#### TASK TO COMPLETE:
Without skipping anything, write out each record below exactly.

Collected data entries:
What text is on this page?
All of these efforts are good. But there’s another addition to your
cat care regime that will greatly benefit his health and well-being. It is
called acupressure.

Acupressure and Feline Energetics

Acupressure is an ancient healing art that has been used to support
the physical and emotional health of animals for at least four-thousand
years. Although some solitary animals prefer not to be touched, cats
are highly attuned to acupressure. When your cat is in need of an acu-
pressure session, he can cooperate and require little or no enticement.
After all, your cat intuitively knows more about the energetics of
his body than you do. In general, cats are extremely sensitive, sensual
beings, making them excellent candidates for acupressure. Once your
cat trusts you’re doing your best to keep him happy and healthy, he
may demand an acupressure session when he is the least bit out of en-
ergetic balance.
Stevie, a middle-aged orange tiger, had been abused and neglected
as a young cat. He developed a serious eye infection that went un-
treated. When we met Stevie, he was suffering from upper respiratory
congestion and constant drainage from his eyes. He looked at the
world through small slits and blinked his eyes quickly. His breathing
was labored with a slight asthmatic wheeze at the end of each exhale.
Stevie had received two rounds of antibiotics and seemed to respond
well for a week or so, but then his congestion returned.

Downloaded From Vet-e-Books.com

#### ANSWER TO THIS EXERCISE:
What text is on this page?
All of these efforts are good. But there’s another addition to your
cat care regime that will greatly benefit his health and well-being. It is
called acupressure.

Acupressure and Feline Energetics

Acupressure is an ancient healing art that has been used to support
the physical and emotional health of animals for at least four-thousand
years. Although some solitary animals prefer not to be touched, cats
are highly attuned to acupressure. When your cat is in need of an acu-
pressure session, he can cooperate and require little or no enticement.
After all, your cat intuitively knows more about the energetics of
his body than you do. In general, cats are extremely sensitive, sensual
beings, making them excellent candidates for acupressure. Once your
cat trusts you’re doing your best to keep him happy and healthy, he
may demand an acupressure session when he is the least bit out of en-
ergetic balance.
Stevie, a middle-aged orange tiger, had been abused and neglected
as a young cat. He developed a serious eye infection that went un-
treated. When we met Stevie, he was suffering from upper respiratory
congestion and constant drainage from his eyes. He looked at the
world through small slits and blinked his eyes quickly. His breathing
was labored with a slight asthmatic wheeze at the end of each exhale.
Stevie had received two rounds of antibiotics and seemed to respond
well for a week or so, but then his congestion returned.

Downloaded From Vet-e-Books.com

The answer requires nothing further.